Extracts from a graphics dataset:
---

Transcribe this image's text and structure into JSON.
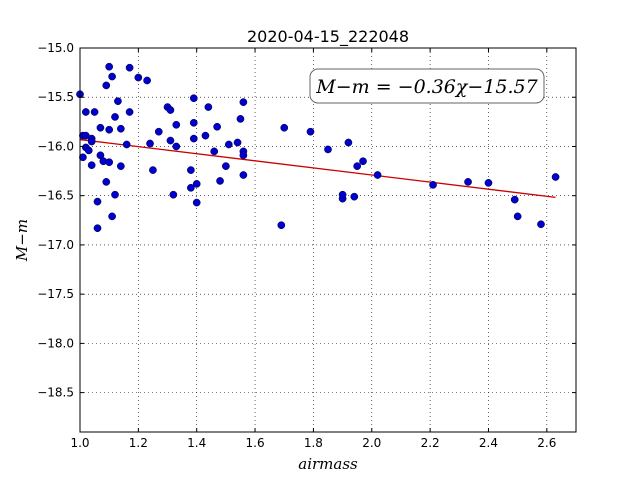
{
  "chart_data": {
    "type": "scatter",
    "title": "2020-04-15_222048",
    "xlabel": "airmass",
    "ylabel": "M−m",
    "xlim": [
      1.0,
      2.7
    ],
    "ylim": [
      -15.0,
      -18.9
    ],
    "y_inverted": true,
    "grid": true,
    "grid_style": "dotted",
    "xticks": [
      1.0,
      1.2,
      1.4,
      1.6,
      1.8,
      2.0,
      2.2,
      2.4,
      2.6
    ],
    "xtick_labels": [
      "1.0",
      "1.2",
      "1.4",
      "1.6",
      "1.8",
      "2.0",
      "2.2",
      "2.4",
      "2.6"
    ],
    "yticks": [
      -15.0,
      -15.5,
      -16.0,
      -16.5,
      -17.0,
      -17.5,
      -18.0,
      -18.5
    ],
    "ytick_labels": [
      "−15.0",
      "−15.5",
      "−16.0",
      "−16.5",
      "−17.0",
      "−17.5",
      "−18.0",
      "−18.5"
    ],
    "annotation": "M−m = −0.36χ−15.57",
    "annotation_position": "top-right",
    "fit_line": {
      "slope": -0.36,
      "intercept": -15.57,
      "x_range": [
        1.0,
        2.63
      ],
      "color": "#cc0000"
    },
    "marker_color": "#0000cc",
    "points": [
      [
        1.0,
        -15.47
      ],
      [
        1.01,
        -15.89
      ],
      [
        1.01,
        -16.11
      ],
      [
        1.02,
        -15.65
      ],
      [
        1.02,
        -15.89
      ],
      [
        1.02,
        -16.01
      ],
      [
        1.03,
        -16.04
      ],
      [
        1.04,
        -15.92
      ],
      [
        1.04,
        -15.95
      ],
      [
        1.04,
        -16.19
      ],
      [
        1.05,
        -15.65
      ],
      [
        1.06,
        -16.56
      ],
      [
        1.06,
        -16.83
      ],
      [
        1.07,
        -15.81
      ],
      [
        1.07,
        -16.09
      ],
      [
        1.08,
        -16.15
      ],
      [
        1.09,
        -15.38
      ],
      [
        1.09,
        -16.36
      ],
      [
        1.1,
        -15.19
      ],
      [
        1.1,
        -15.83
      ],
      [
        1.1,
        -16.16
      ],
      [
        1.11,
        -15.29
      ],
      [
        1.11,
        -16.71
      ],
      [
        1.12,
        -15.7
      ],
      [
        1.12,
        -16.49
      ],
      [
        1.13,
        -15.54
      ],
      [
        1.14,
        -15.82
      ],
      [
        1.14,
        -16.2
      ],
      [
        1.16,
        -15.98
      ],
      [
        1.17,
        -15.2
      ],
      [
        1.17,
        -15.65
      ],
      [
        1.2,
        -15.3
      ],
      [
        1.23,
        -15.33
      ],
      [
        1.24,
        -15.97
      ],
      [
        1.25,
        -16.24
      ],
      [
        1.27,
        -15.85
      ],
      [
        1.3,
        -15.6
      ],
      [
        1.31,
        -15.63
      ],
      [
        1.31,
        -15.94
      ],
      [
        1.32,
        -16.49
      ],
      [
        1.33,
        -15.78
      ],
      [
        1.33,
        -16.0
      ],
      [
        1.38,
        -16.24
      ],
      [
        1.38,
        -16.42
      ],
      [
        1.39,
        -15.51
      ],
      [
        1.39,
        -15.76
      ],
      [
        1.39,
        -15.92
      ],
      [
        1.4,
        -16.38
      ],
      [
        1.4,
        -16.57
      ],
      [
        1.43,
        -15.89
      ],
      [
        1.44,
        -15.6
      ],
      [
        1.46,
        -16.05
      ],
      [
        1.47,
        -15.8
      ],
      [
        1.48,
        -16.35
      ],
      [
        1.5,
        -16.2
      ],
      [
        1.51,
        -15.98
      ],
      [
        1.54,
        -15.96
      ],
      [
        1.55,
        -15.72
      ],
      [
        1.56,
        -15.55
      ],
      [
        1.56,
        -16.05
      ],
      [
        1.56,
        -16.09
      ],
      [
        1.56,
        -16.29
      ],
      [
        1.69,
        -16.8
      ],
      [
        1.7,
        -15.81
      ],
      [
        1.79,
        -15.85
      ],
      [
        1.85,
        -16.03
      ],
      [
        1.9,
        -16.53
      ],
      [
        1.9,
        -16.49
      ],
      [
        1.92,
        -15.96
      ],
      [
        1.94,
        -16.51
      ],
      [
        1.95,
        -16.2
      ],
      [
        1.97,
        -16.15
      ],
      [
        2.02,
        -16.29
      ],
      [
        2.21,
        -16.39
      ],
      [
        2.33,
        -16.36
      ],
      [
        2.4,
        -16.37
      ],
      [
        2.49,
        -16.54
      ],
      [
        2.5,
        -16.71
      ],
      [
        2.58,
        -16.79
      ],
      [
        2.63,
        -16.31
      ]
    ]
  }
}
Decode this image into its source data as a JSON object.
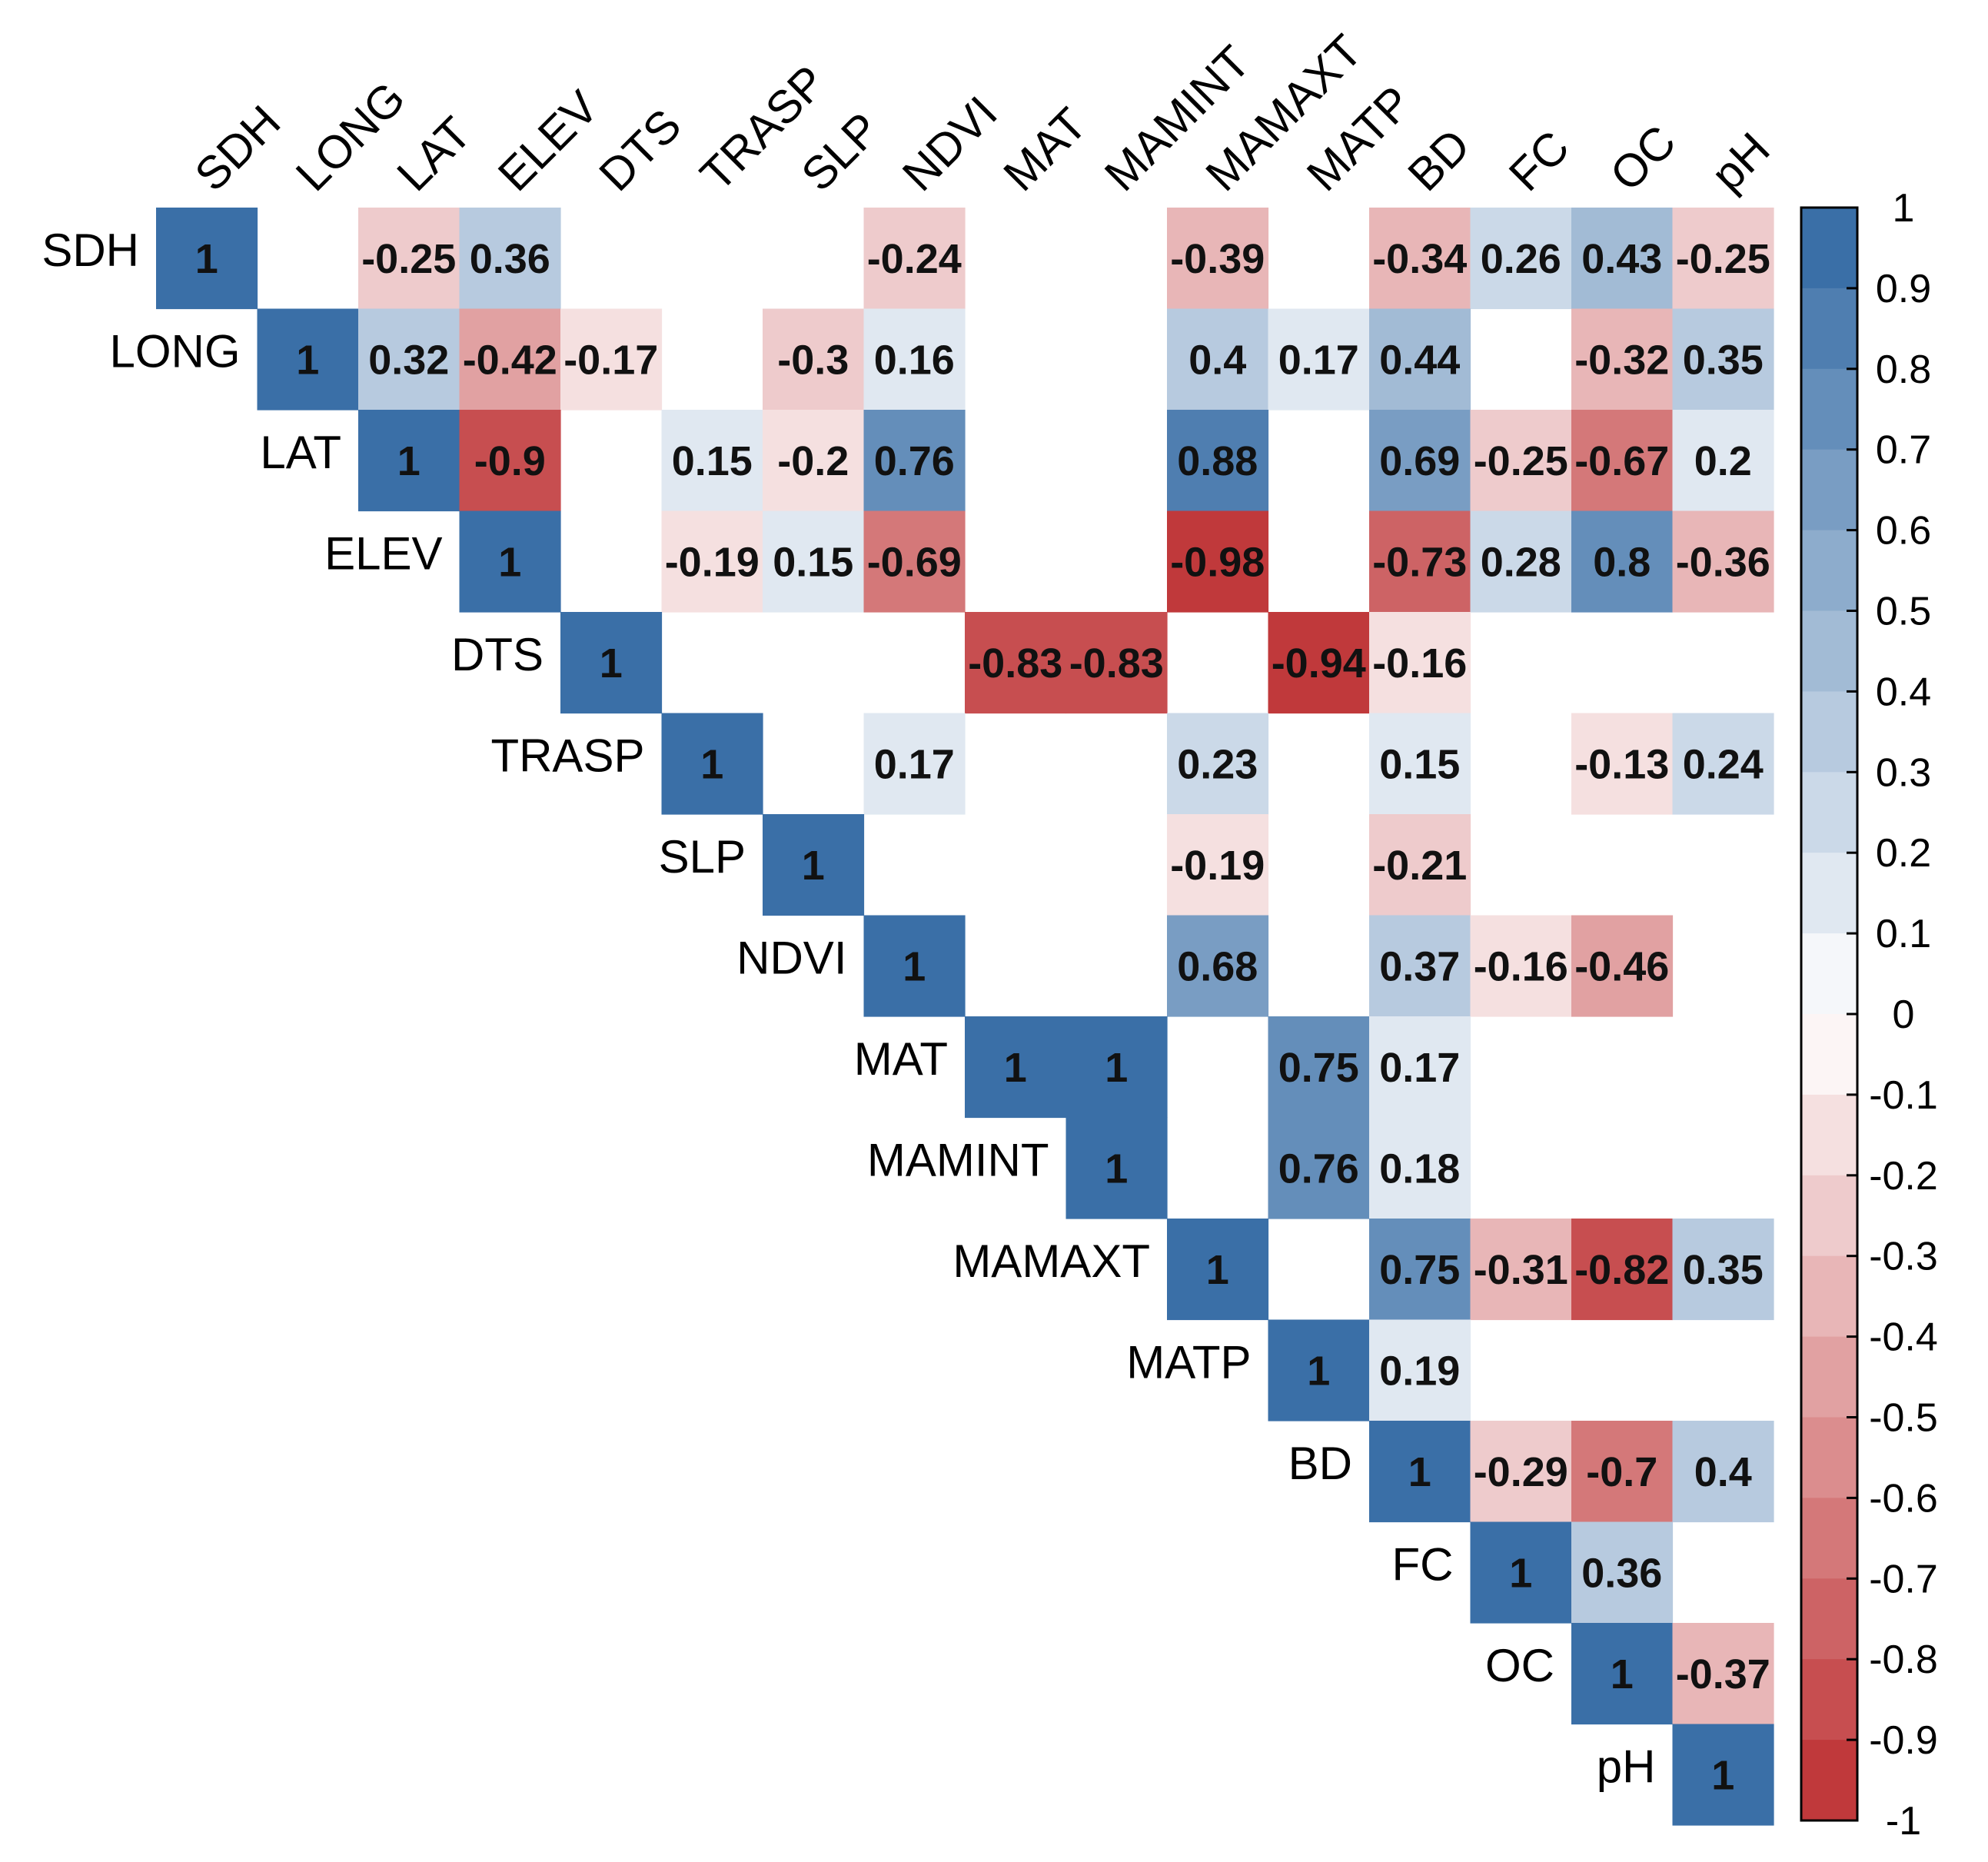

---

[WHAT THIS TASK INVOLVES]
Pictures stay out; reproduce every line of the records exactly.

[RESPONSE TO THIS TASK]
Transcribe this image's text and structure into JSON.
{
  "chart_data": {
    "type": "scatter",
    "title": "2020-04-15_222048",
    "xlabel": "airmass",
    "ylabel": "M−m",
    "xlim": [
      1.0,
      2.7
    ],
    "ylim": [
      -15.0,
      -18.9
    ],
    "y_inverted": true,
    "grid": true,
    "grid_style": "dotted",
    "xticks": [
      1.0,
      1.2,
      1.4,
      1.6,
      1.8,
      2.0,
      2.2,
      2.4,
      2.6
    ],
    "xtick_labels": [
      "1.0",
      "1.2",
      "1.4",
      "1.6",
      "1.8",
      "2.0",
      "2.2",
      "2.4",
      "2.6"
    ],
    "yticks": [
      -15.0,
      -15.5,
      -16.0,
      -16.5,
      -17.0,
      -17.5,
      -18.0,
      -18.5
    ],
    "ytick_labels": [
      "−15.0",
      "−15.5",
      "−16.0",
      "−16.5",
      "−17.0",
      "−17.5",
      "−18.0",
      "−18.5"
    ],
    "annotation": "M−m = −0.36χ−15.57",
    "annotation_position": "top-right",
    "fit_line": {
      "slope": -0.36,
      "intercept": -15.57,
      "x_range": [
        1.0,
        2.63
      ],
      "color": "#cc0000"
    },
    "marker_color": "#0000cc",
    "points": [
      [
        1.0,
        -15.47
      ],
      [
        1.01,
        -15.89
      ],
      [
        1.01,
        -16.11
      ],
      [
        1.02,
        -15.65
      ],
      [
        1.02,
        -15.89
      ],
      [
        1.02,
        -16.01
      ],
      [
        1.03,
        -16.04
      ],
      [
        1.04,
        -15.92
      ],
      [
        1.04,
        -15.95
      ],
      [
        1.04,
        -16.19
      ],
      [
        1.05,
        -15.65
      ],
      [
        1.06,
        -16.56
      ],
      [
        1.06,
        -16.83
      ],
      [
        1.07,
        -15.81
      ],
      [
        1.07,
        -16.09
      ],
      [
        1.08,
        -16.15
      ],
      [
        1.09,
        -15.38
      ],
      [
        1.09,
        -16.36
      ],
      [
        1.1,
        -15.19
      ],
      [
        1.1,
        -15.83
      ],
      [
        1.1,
        -16.16
      ],
      [
        1.11,
        -15.29
      ],
      [
        1.11,
        -16.71
      ],
      [
        1.12,
        -15.7
      ],
      [
        1.12,
        -16.49
      ],
      [
        1.13,
        -15.54
      ],
      [
        1.14,
        -15.82
      ],
      [
        1.14,
        -16.2
      ],
      [
        1.16,
        -15.98
      ],
      [
        1.17,
        -15.2
      ],
      [
        1.17,
        -15.65
      ],
      [
        1.2,
        -15.3
      ],
      [
        1.23,
        -15.33
      ],
      [
        1.24,
        -15.97
      ],
      [
        1.25,
        -16.24
      ],
      [
        1.27,
        -15.85
      ],
      [
        1.3,
        -15.6
      ],
      [
        1.31,
        -15.63
      ],
      [
        1.31,
        -15.94
      ],
      [
        1.32,
        -16.49
      ],
      [
        1.33,
        -15.78
      ],
      [
        1.33,
        -16.0
      ],
      [
        1.38,
        -16.24
      ],
      [
        1.38,
        -16.42
      ],
      [
        1.39,
        -15.51
      ],
      [
        1.39,
        -15.76
      ],
      [
        1.39,
        -15.92
      ],
      [
        1.4,
        -16.38
      ],
      [
        1.4,
        -16.57
      ],
      [
        1.43,
        -15.89
      ],
      [
        1.44,
        -15.6
      ],
      [
        1.46,
        -16.05
      ],
      [
        1.47,
        -15.8
      ],
      [
        1.48,
        -16.35
      ],
      [
        1.5,
        -16.2
      ],
      [
        1.51,
        -15.98
      ],
      [
        1.54,
        -15.96
      ],
      [
        1.55,
        -15.72
      ],
      [
        1.56,
        -15.55
      ],
      [
        1.56,
        -16.05
      ],
      [
        1.56,
        -16.09
      ],
      [
        1.56,
        -16.29
      ],
      [
        1.69,
        -16.8
      ],
      [
        1.7,
        -15.81
      ],
      [
        1.79,
        -15.85
      ],
      [
        1.85,
        -16.03
      ],
      [
        1.9,
        -16.53
      ],
      [
        1.9,
        -16.49
      ],
      [
        1.92,
        -15.96
      ],
      [
        1.94,
        -16.51
      ],
      [
        1.95,
        -16.2
      ],
      [
        1.97,
        -16.15
      ],
      [
        2.02,
        -16.29
      ],
      [
        2.21,
        -16.39
      ],
      [
        2.33,
        -16.36
      ],
      [
        2.4,
        -16.37
      ],
      [
        2.49,
        -16.54
      ],
      [
        2.5,
        -16.71
      ],
      [
        2.58,
        -16.79
      ],
      [
        2.63,
        -16.31
      ]
    ]
  }
}
Decode this image into its source data as a JSON object.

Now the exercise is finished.